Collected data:

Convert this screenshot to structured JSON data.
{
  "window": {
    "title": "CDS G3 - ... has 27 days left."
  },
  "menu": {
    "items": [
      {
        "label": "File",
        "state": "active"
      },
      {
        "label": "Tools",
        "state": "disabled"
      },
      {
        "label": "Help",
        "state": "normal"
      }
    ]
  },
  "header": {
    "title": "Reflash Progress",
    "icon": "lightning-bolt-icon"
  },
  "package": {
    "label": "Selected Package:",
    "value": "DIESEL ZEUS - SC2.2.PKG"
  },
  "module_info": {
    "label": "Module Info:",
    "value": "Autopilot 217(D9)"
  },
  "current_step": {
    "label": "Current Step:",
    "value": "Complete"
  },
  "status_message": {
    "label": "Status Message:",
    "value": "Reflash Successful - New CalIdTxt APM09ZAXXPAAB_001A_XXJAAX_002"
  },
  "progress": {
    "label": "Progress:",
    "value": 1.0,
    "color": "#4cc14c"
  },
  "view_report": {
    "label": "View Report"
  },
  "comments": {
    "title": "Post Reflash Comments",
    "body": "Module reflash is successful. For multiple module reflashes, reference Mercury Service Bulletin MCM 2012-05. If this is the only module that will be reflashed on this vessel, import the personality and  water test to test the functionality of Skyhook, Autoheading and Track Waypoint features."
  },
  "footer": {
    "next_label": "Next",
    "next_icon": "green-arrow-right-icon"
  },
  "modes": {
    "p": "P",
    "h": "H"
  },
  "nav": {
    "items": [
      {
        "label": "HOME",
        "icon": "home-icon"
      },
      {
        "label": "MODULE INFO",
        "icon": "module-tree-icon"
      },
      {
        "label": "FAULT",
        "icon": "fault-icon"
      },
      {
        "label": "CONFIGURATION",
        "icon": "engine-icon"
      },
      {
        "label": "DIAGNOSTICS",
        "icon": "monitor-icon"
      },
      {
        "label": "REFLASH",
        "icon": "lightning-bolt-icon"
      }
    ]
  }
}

◆ What you have to do ◆
Reproduce the full listing word for word.

◆ Complete output ◆
Convert this screenshot to structured JSON data.
{
  "window": {
    "title": "CDS G3 - ... has 27 days left."
  },
  "menu": {
    "items": [
      {
        "label": "File",
        "state": "active"
      },
      {
        "label": "Tools",
        "state": "disabled"
      },
      {
        "label": "Help",
        "state": "normal"
      }
    ]
  },
  "header": {
    "title": "Reflash Progress",
    "icon": "lightning-bolt-icon"
  },
  "package": {
    "label": "Selected Package:",
    "value": "DIESEL ZEUS - SC2.2.PKG"
  },
  "module_info": {
    "label": "Module Info:",
    "value": "Autopilot 217(D9)"
  },
  "current_step": {
    "label": "Current Step:",
    "value": "Complete"
  },
  "status_message": {
    "label": "Status Message:",
    "value": "Reflash Successful - New CalIdTxt APM09ZAXXPAAB_001A_XXJAAX_002"
  },
  "progress": {
    "label": "Progress:",
    "value": 1.0,
    "color": "#4cc14c"
  },
  "view_report": {
    "label": "View Report"
  },
  "comments": {
    "title": "Post Reflash Comments",
    "body": "Module reflash is successful. For multiple module reflashes, reference Mercury Service Bulletin MCM 2012-05. If this is the only module that will be reflashed on this vessel, import the personality and  water test to test the functionality of Skyhook, Autoheading and Track Waypoint features."
  },
  "footer": {
    "next_label": "Next",
    "next_icon": "green-arrow-right-icon"
  },
  "modes": {
    "p": "P",
    "h": "H"
  },
  "nav": {
    "items": [
      {
        "label": "HOME",
        "icon": "home-icon"
      },
      {
        "label": "MODULE INFO",
        "icon": "module-tree-icon"
      },
      {
        "label": "FAULT",
        "icon": "fault-icon"
      },
      {
        "label": "CONFIGURATION",
        "icon": "engine-icon"
      },
      {
        "label": "DIAGNOSTICS",
        "icon": "monitor-icon"
      },
      {
        "label": "REFLASH",
        "icon": "lightning-bolt-icon"
      }
    ]
  }
}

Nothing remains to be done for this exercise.